● **Task objective**
Everything in the listing should be restated word for word.

Recorded data
********
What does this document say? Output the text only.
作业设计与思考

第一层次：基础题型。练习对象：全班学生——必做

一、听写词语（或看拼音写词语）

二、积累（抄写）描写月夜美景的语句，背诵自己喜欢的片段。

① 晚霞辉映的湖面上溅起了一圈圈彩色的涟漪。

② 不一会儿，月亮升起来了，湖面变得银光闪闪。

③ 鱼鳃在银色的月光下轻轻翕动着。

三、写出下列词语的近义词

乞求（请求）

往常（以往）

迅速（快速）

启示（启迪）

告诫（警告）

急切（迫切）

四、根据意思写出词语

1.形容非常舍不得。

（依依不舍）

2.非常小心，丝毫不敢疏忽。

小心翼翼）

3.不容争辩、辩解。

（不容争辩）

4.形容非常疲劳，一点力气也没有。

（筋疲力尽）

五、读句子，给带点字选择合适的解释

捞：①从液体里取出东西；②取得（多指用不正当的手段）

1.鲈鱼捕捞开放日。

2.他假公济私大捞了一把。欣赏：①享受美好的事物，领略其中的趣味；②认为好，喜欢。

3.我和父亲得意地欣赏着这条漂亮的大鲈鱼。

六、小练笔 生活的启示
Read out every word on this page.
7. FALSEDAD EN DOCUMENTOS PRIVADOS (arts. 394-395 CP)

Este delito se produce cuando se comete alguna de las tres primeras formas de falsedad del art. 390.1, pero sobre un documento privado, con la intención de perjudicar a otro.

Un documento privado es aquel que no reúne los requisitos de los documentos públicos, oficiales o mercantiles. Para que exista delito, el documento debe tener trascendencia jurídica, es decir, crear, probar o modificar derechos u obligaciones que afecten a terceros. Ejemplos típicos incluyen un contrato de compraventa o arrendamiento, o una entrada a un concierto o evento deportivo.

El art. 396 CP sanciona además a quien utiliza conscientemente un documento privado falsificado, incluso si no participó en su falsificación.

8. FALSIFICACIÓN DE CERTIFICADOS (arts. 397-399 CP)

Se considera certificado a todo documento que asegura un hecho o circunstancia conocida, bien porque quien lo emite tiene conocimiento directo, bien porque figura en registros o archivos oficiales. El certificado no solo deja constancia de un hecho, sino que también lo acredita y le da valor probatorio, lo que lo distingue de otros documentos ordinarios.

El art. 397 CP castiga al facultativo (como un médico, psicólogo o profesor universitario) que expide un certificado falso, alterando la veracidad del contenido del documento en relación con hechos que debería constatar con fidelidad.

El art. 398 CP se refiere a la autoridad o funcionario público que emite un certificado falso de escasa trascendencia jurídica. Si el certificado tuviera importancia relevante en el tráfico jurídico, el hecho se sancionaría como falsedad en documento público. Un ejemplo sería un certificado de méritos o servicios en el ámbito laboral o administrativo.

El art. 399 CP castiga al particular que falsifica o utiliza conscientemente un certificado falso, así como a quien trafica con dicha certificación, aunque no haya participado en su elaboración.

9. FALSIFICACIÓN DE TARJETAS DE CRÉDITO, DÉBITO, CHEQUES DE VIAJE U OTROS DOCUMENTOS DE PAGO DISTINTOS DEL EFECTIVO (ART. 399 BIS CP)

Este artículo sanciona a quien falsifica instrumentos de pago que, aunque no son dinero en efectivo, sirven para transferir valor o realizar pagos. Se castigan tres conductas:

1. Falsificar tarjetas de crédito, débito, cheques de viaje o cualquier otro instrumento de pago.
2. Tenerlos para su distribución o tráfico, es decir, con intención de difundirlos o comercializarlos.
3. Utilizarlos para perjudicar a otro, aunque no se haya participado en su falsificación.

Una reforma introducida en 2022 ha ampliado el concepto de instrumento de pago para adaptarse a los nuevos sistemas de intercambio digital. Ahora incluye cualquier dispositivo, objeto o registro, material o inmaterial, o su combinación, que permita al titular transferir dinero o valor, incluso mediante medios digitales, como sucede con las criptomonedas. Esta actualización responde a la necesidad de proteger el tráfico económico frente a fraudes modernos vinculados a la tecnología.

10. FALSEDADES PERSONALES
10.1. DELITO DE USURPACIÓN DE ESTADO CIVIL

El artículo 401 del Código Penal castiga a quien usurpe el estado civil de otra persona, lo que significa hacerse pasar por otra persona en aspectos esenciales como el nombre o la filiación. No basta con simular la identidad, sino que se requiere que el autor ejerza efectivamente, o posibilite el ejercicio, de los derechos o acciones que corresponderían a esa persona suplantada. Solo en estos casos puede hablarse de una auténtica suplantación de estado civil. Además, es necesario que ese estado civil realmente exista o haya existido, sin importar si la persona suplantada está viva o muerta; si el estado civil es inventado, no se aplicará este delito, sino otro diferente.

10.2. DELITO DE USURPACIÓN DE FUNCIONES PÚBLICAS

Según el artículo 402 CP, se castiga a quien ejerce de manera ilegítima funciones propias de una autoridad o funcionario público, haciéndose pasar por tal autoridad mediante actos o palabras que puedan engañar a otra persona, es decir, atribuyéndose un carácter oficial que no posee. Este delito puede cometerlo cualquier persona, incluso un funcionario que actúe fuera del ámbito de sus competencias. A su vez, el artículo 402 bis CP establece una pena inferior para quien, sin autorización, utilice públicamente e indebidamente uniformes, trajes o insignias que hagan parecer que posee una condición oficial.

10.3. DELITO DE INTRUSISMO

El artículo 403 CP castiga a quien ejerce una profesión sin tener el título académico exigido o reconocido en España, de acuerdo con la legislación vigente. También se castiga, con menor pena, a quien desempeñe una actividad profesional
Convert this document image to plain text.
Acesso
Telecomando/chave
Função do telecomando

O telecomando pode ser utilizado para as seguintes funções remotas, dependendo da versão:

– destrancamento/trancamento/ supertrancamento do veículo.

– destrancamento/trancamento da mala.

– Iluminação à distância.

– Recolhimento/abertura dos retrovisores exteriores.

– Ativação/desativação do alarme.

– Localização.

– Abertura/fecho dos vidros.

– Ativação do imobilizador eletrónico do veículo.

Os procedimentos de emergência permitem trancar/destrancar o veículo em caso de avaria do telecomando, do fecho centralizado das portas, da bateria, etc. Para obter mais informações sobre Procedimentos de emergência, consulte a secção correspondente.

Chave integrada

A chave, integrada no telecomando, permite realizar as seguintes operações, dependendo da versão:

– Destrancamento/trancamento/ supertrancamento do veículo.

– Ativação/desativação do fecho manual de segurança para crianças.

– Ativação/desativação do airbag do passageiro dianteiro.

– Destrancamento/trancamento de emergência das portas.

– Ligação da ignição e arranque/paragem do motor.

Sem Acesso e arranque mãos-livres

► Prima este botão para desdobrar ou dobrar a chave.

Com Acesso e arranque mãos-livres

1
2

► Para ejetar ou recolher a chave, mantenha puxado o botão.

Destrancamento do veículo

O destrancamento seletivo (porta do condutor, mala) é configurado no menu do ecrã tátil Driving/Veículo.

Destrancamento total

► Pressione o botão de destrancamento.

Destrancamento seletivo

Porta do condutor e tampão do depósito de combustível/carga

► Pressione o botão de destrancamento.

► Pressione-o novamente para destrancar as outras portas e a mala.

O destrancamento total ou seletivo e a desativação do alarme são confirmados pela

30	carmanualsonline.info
********
● **Final result**
What does this document say? Output the text only.
作业设计与思考

第一层次：基础题型。练习对象：全班学生——必做

一、听写词语（或看拼音写词语）

二、积累（抄写）描写月夜美景的语句，背诵自己喜欢的片段。

① 晚霞辉映的湖面上溅起了一圈圈彩色的涟漪。

② 不一会儿，月亮升起来了，湖面变得银光闪闪。

③ 鱼鳃在银色的月光下轻轻翕动着。

三、写出下列词语的近义词

乞求（请求）

往常（以往）

迅速（快速）

启示（启迪）

告诫（警告）

急切（迫切）

四、根据意思写出词语

1.形容非常舍不得。

（依依不舍）

2.非常小心，丝毫不敢疏忽。

小心翼翼）

3.不容争辩、辩解。

（不容争辩）

4.形容非常疲劳，一点力气也没有。

（筋疲力尽）

五、读句子，给带点字选择合适的解释

捞：①从液体里取出东西；②取得（多指用不正当的手段）

1.鲈鱼捕捞开放日。

2.他假公济私大捞了一把。欣赏：①享受美好的事物，领略其中的趣味；②认为好，喜欢。

3.我和父亲得意地欣赏着这条漂亮的大鲈鱼。

六、小练笔 生活的启示
Read out every word on this page.
7. FALSEDAD EN DOCUMENTOS PRIVADOS (arts. 394-395 CP)

Este delito se produce cuando se comete alguna de las tres primeras formas de falsedad del art. 390.1, pero sobre un documento privado, con la intención de perjudicar a otro.

Un documento privado es aquel que no reúne los requisitos de los documentos públicos, oficiales o mercantiles. Para que exista delito, el documento debe tener trascendencia jurídica, es decir, crear, probar o modificar derechos u obligaciones que afecten a terceros. Ejemplos típicos incluyen un contrato de compraventa o arrendamiento, o una entrada a un concierto o evento deportivo.

El art. 396 CP sanciona además a quien utiliza conscientemente un documento privado falsificado, incluso si no participó en su falsificación.

8. FALSIFICACIÓN DE CERTIFICADOS (arts. 397-399 CP)

Se considera certificado a todo documento que asegura un hecho o circunstancia conocida, bien porque quien lo emite tiene conocimiento directo, bien porque figura en registros o archivos oficiales. El certificado no solo deja constancia de un hecho, sino que también lo acredita y le da valor probatorio, lo que lo distingue de otros documentos ordinarios.

El art. 397 CP castiga al facultativo (como un médico, psicólogo o profesor universitario) que expide un certificado falso, alterando la veracidad del contenido del documento en relación con hechos que debería constatar con fidelidad.

El art. 398 CP se refiere a la autoridad o funcionario público que emite un certificado falso de escasa trascendencia jurídica. Si el certificado tuviera importancia relevante en el tráfico jurídico, el hecho se sancionaría como falsedad en documento público. Un ejemplo sería un certificado de méritos o servicios en el ámbito laboral o administrativo.

El art. 399 CP castiga al particular que falsifica o utiliza conscientemente un certificado falso, así como a quien trafica con dicha certificación, aunque no haya participado en su elaboración.

9. FALSIFICACIÓN DE TARJETAS DE CRÉDITO, DÉBITO, CHEQUES DE VIAJE U OTROS DOCUMENTOS DE PAGO DISTINTOS DEL EFECTIVO (ART. 399 BIS CP)

Este artículo sanciona a quien falsifica instrumentos de pago que, aunque no son dinero en efectivo, sirven para transferir valor o realizar pagos. Se castigan tres conductas:

1. Falsificar tarjetas de crédito, débito, cheques de viaje o cualquier otro instrumento de pago.
2. Tenerlos para su distribución o tráfico, es decir, con intención de difundirlos o comercializarlos.
3. Utilizarlos para perjudicar a otro, aunque no se haya participado en su falsificación.

Una reforma introducida en 2022 ha ampliado el concepto de instrumento de pago para adaptarse a los nuevos sistemas de intercambio digital. Ahora incluye cualquier dispositivo, objeto o registro, material o inmaterial, o su combinación, que permita al titular transferir dinero o valor, incluso mediante medios digitales, como sucede con las criptomonedas. Esta actualización responde a la necesidad de proteger el tráfico económico frente a fraudes modernos vinculados a la tecnología.

10. FALSEDADES PERSONALES
10.1. DELITO DE USURPACIÓN DE ESTADO CIVIL

El artículo 401 del Código Penal castiga a quien usurpe el estado civil de otra persona, lo que significa hacerse pasar por otra persona en aspectos esenciales como el nombre o la filiación. No basta con simular la identidad, sino que se requiere que el autor ejerza efectivamente, o posibilite el ejercicio, de los derechos o acciones que corresponderían a esa persona suplantada. Solo en estos casos puede hablarse de una auténtica suplantación de estado civil. Además, es necesario que ese estado civil realmente exista o haya existido, sin importar si la persona suplantada está viva o muerta; si el estado civil es inventado, no se aplicará este delito, sino otro diferente.

10.2. DELITO DE USURPACIÓN DE FUNCIONES PÚBLICAS

Según el artículo 402 CP, se castiga a quien ejerce de manera ilegítima funciones propias de una autoridad o funcionario público, haciéndose pasar por tal autoridad mediante actos o palabras que puedan engañar a otra persona, es decir, atribuyéndose un carácter oficial que no posee. Este delito puede cometerlo cualquier persona, incluso un funcionario que actúe fuera del ámbito de sus competencias. A su vez, el artículo 402 bis CP establece una pena inferior para quien, sin autorización, utilice públicamente e indebidamente uniformes, trajes o insignias que hagan parecer que posee una condición oficial.

10.3. DELITO DE INTRUSISMO

El artículo 403 CP castiga a quien ejerce una profesión sin tener el título académico exigido o reconocido en España, de acuerdo con la legislación vigente. También se castiga, con menor pena, a quien desempeñe una actividad profesional
Convert this document image to plain text.
Acesso
Telecomando/chave
Função do telecomando

O telecomando pode ser utilizado para as seguintes funções remotas, dependendo da versão:

– destrancamento/trancamento/ supertrancamento do veículo.

– destrancamento/trancamento da mala.

– Iluminação à distância.

– Recolhimento/abertura dos retrovisores exteriores.

– Ativação/desativação do alarme.

– Localização.

– Abertura/fecho dos vidros.

– Ativação do imobilizador eletrónico do veículo.

Os procedimentos de emergência permitem trancar/destrancar o veículo em caso de avaria do telecomando, do fecho centralizado das portas, da bateria, etc. Para obter mais informações sobre Procedimentos de emergência, consulte a secção correspondente.

Chave integrada

A chave, integrada no telecomando, permite realizar as seguintes operações, dependendo da versão:

– Destrancamento/trancamento/ supertrancamento do veículo.

– Ativação/desativação do fecho manual de segurança para crianças.

– Ativação/desativação do airbag do passageiro dianteiro.

– Destrancamento/trancamento de emergência das portas.

– Ligação da ignição e arranque/paragem do motor.

Sem Acesso e arranque mãos-livres

► Prima este botão para desdobrar ou dobrar a chave.

Com Acesso e arranque mãos-livres

1
2

► Para ejetar ou recolher a chave, mantenha puxado o botão.

Destrancamento do veículo

O destrancamento seletivo (porta do condutor, mala) é configurado no menu do ecrã tátil Driving/Veículo.

Destrancamento total

► Pressione o botão de destrancamento.

Destrancamento seletivo

Porta do condutor e tampão do depósito de combustível/carga

► Pressione o botão de destrancamento.

► Pressione-o novamente para destrancar as outras portas e a mala.

O destrancamento total ou seletivo e a desativação do alarme são confirmados pela

30	carmanualsonline.info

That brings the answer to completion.